*CHALLENGE:* Quote the records below in full, exactly as given, with the images taken out.

*Stored records:*
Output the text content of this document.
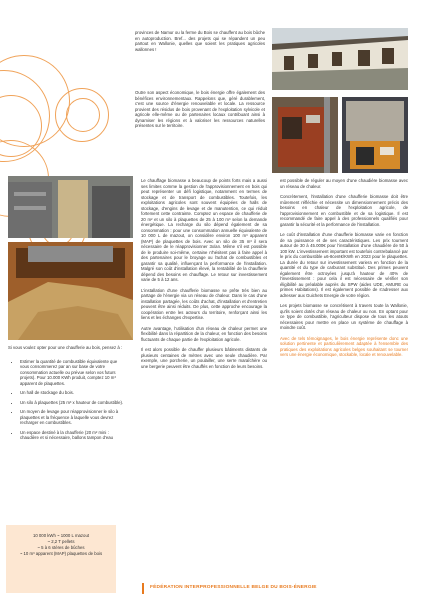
provinces de Namur ou la ferme du Bois se chauffent au bois bûche en autoproduction. Bref... des projets qui se répandent un peu partout en Wallonie, quelles que soient les pratiques agricoles wallonnes !
Outre son aspect économique, le bois énergie offre également des bénéfices environnementaux. Rappelons que, géré durablement, c'est une source d'énergie renouvelable et locale. La ressource provient des résidus de bois provenant de l'exploitation sylvicole et agricole elle-même ou de partenaires locaux contribuant ainsi à dynamiser les régions et à valoriser les ressources naturelles présentes sur le territoire.

Si vous voulez opter pour une chaufferie au bois, pensez à :

• Estimer la quantité de combustible équivalente que vous consommerez par an sur base de votre consommation actuelle ou prévue selon vos futurs projets). Pour 10.000 KWh produit, comptez 10 m³ apparent de plaquettes.
• Un hall de stockage du bois.
• Un silo à plaquettes (25 m³ x hauteur de combustible).
• Un moyen de levage pour réapprovisionner le silo à plaquettes et la fréquence à laquelle vous devrez recharger en combustibles.
• Un espace destiné à la chaufferie (20 m² mini : chaudière et si nécessaire, ballons tampon d'eau
10 000 kWh ~ 1000 L mazout
~ 2,2 T pellets
~ 5 à 6 stères de bûches
~ 10 m³ apparent (MAP) plaquettes de bois

Le chauffage biomasse a beaucoup de points forts mais a aussi ses limites comme la gestion de l'approvisionnement en bois qui peut représenter un défi logistique, notamment en termes de stockage et de transport de combustibles. Toutefois, les exploitations agricoles sont souvent équipées de halls de stockage, d'engins de levage et de manutention, ce qui réduit fortement cette contrainte. Comptez un espace de chaufferie de 20 m² et un silo à plaquettes de 25 à 100 m³ selon la demande énergétique. La recharge du silo dépend également de sa consommation : pour une consommation annuelle équivalente de 10 000 L de mazout, on considère environ 100 m³ apparent (MAP) de plaquettes de bois. Avec un silo de 35 m³ il sera nécessaire de le réapprovisionner 3x/an. Même s'il est possible de le produire soi-même, certaine n'hésitent pas à faire appel à des partenaires pour le broyage ou l'achat de combustibles et garantir sa qualité, influençant la performance de l'installation. Malgré son coût d'installation élevé, la rentabilité de la chaufferie dépend des besoins en chauffage. Le retour sur investissement varie de 5 à 12 ans.

L'installation d'une chaufferie biomasse se prête très bien au partage de l'énergie via un réseau de chaleur. Dans le cas d'une installation partagée, les coûts d'achat, d'installation et d'entretien peuvent être ainsi réduits. De plus, cette approche encourage la coopération entre les acteurs du territoire, renforçant ainsi les liens et les échanges d'expertise.

Autre avantage, l'utilisation d'un réseau de chaleur permet une flexibilité dans la répartition de la chaleur, en fonction des besoins fluctuants de chaque partie de l'exploitation agricole.

Il est alors possible de chauffer plusieurs bâtiments distants de plusieurs centaines de mètres avec une seule chaudière. Par exemple, une porcherie, un poulailler, une serre maraîchère ou une bergerie peuvent être chauffés en fonction de leurs besoins.

est possible de réguler au moyen d'une chaudière biomasse avec un réseau de chaleur.

Concrètement, l'installation d'une chaufferie biomasse doit être mûrement réfléchie et nécessite un dimensionnement précis des besoins en chaleur de l'exploitation agricole, de l'approvisionnement en combustible et de sa logistique. Il est recommandé de faire appel à des professionnels qualifiés pour garantir la sécurité et la performance de l'installation.

Le coût d'installation d'une chaufferie biomasse varie en fonction de sa puissance et de ses caractéristiques. Les prix tournent autour de 30 à 45.000€ pour l'installation d'une chaudière de 50 à 100 kW. L'investissement important est toutefois contrebalancé par le prix du combustible ±6-8cent€/KWh en 2023 pour le plaquettes. La durée du retour sur investissement variera en fonction de la quantité et du type de carburant substitué. Des primes peuvent également être octroyées jusqu'à hauteur de 40% de l'investissement : pour cela il est nécessaire de vérifier son éligibilité au préalable auprès du SPW (aides UDE, AMURE ou primes Habitations). Il est également possible de s'adresser aux adresser aux Guichets Energie de votre région.

Les projets biomasse se concrétisent à travers toute la Wallonie, qu'ils soient dotés d'un réseau de chaleur ou non. En optant pour ce type de combustible, l'agriculteur dispose de tous les atouts nécessaires pour mettre en place un système de chauffage à moindre coût.

Avec de tels témoignages, le bois énergie représente donc une solution pertinente et particulièrement adaptée à l'ensemble des pratiques des exploitations agricoles belges souhaitant se tourner vers une énergie économique, stockable, locale et renouvelable.

FÉDÉRATION INTERPROFESSIONNELLE BELGE DU BOIS-ÉNERGIE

*WORKED ANSWER:*
Output the text content of this document.
provinces de Namur ou la ferme du Bois se chauffent au bois bûche en autoproduction. Bref... des projets qui se répandent un peu partout en Wallonie, quelles que soient les pratiques agricoles wallonnes !
Outre son aspect économique, le bois énergie offre également des bénéfices environnementaux. Rappelons que, géré durablement, c'est une source d'énergie renouvelable et locale. La ressource provient des résidus de bois provenant de l'exploitation sylvicole et agricole elle-même ou de partenaires locaux contribuant ainsi à dynamiser les régions et à valoriser les ressources naturelles présentes sur le territoire.

Si vous voulez opter pour une chaufferie au bois, pensez à :

• Estimer la quantité de combustible équivalente que vous consommerez par an sur base de votre consommation actuelle ou prévue selon vos futurs projets). Pour 10.000 KWh produit, comptez 10 m³ apparent de plaquettes.
• Un hall de stockage du bois.
• Un silo à plaquettes (25 m³ x hauteur de combustible).
• Un moyen de levage pour réapprovisionner le silo à plaquettes et la fréquence à laquelle vous devrez recharger en combustibles.
• Un espace destiné à la chaufferie (20 m² mini : chaudière et si nécessaire, ballons tampon d'eau
10 000 kWh ~ 1000 L mazout
~ 2,2 T pellets
~ 5 à 6 stères de bûches
~ 10 m³ apparent (MAP) plaquettes de bois

Le chauffage biomasse a beaucoup de points forts mais a aussi ses limites comme la gestion de l'approvisionnement en bois qui peut représenter un défi logistique, notamment en termes de stockage et de transport de combustibles. Toutefois, les exploitations agricoles sont souvent équipées de halls de stockage, d'engins de levage et de manutention, ce qui réduit fortement cette contrainte. Comptez un espace de chaufferie de 20 m² et un silo à plaquettes de 25 à 100 m³ selon la demande énergétique. La recharge du silo dépend également de sa consommation : pour une consommation annuelle équivalente de 10 000 L de mazout, on considère environ 100 m³ apparent (MAP) de plaquettes de bois. Avec un silo de 35 m³ il sera nécessaire de le réapprovisionner 3x/an. Même s'il est possible de le produire soi-même, certaine n'hésitent pas à faire appel à des partenaires pour le broyage ou l'achat de combustibles et garantir sa qualité, influençant la performance de l'installation. Malgré son coût d'installation élevé, la rentabilité de la chaufferie dépend des besoins en chauffage. Le retour sur investissement varie de 5 à 12 ans.

L'installation d'une chaufferie biomasse se prête très bien au partage de l'énergie via un réseau de chaleur. Dans le cas d'une installation partagée, les coûts d'achat, d'installation et d'entretien peuvent être ainsi réduits. De plus, cette approche encourage la coopération entre les acteurs du territoire, renforçant ainsi les liens et les échanges d'expertise.

Autre avantage, l'utilisation d'un réseau de chaleur permet une flexibilité dans la répartition de la chaleur, en fonction des besoins fluctuants de chaque partie de l'exploitation agricole.

Il est alors possible de chauffer plusieurs bâtiments distants de plusieurs centaines de mètres avec une seule chaudière. Par exemple, une porcherie, un poulailler, une serre maraîchère ou une bergerie peuvent être chauffés en fonction de leurs besoins.

est possible de réguler au moyen d'une chaudière biomasse avec un réseau de chaleur.

Concrètement, l'installation d'une chaufferie biomasse doit être mûrement réfléchie et nécessite un dimensionnement précis des besoins en chaleur de l'exploitation agricole, de l'approvisionnement en combustible et de sa logistique. Il est recommandé de faire appel à des professionnels qualifiés pour garantir la sécurité et la performance de l'installation.

Le coût d'installation d'une chaufferie biomasse varie en fonction de sa puissance et de ses caractéristiques. Les prix tournent autour de 30 à 45.000€ pour l'installation d'une chaudière de 50 à 100 kW. L'investissement important est toutefois contrebalancé par le prix du combustible ±6-8cent€/KWh en 2023 pour le plaquettes. La durée du retour sur investissement variera en fonction de la quantité et du type de carburant substitué. Des primes peuvent également être octroyées jusqu'à hauteur de 40% de l'investissement : pour cela il est nécessaire de vérifier son éligibilité au préalable auprès du SPW (aides UDE, AMURE ou primes Habitations). Il est également possible de s'adresser aux adresser aux Guichets Energie de votre région.

Les projets biomasse se concrétisent à travers toute la Wallonie, qu'ils soient dotés d'un réseau de chaleur ou non. En optant pour ce type de combustible, l'agriculteur dispose de tous les atouts nécessaires pour mettre en place un système de chauffage à moindre coût.

Avec de tels témoignages, le bois énergie représente donc une solution pertinente et particulièrement adaptée à l'ensemble des pratiques des exploitations agricoles belges souhaitant se tourner vers une énergie économique, stockable, locale et renouvelable.

FÉDÉRATION INTERPROFESSIONNELLE BELGE DU BOIS-ÉNERGIE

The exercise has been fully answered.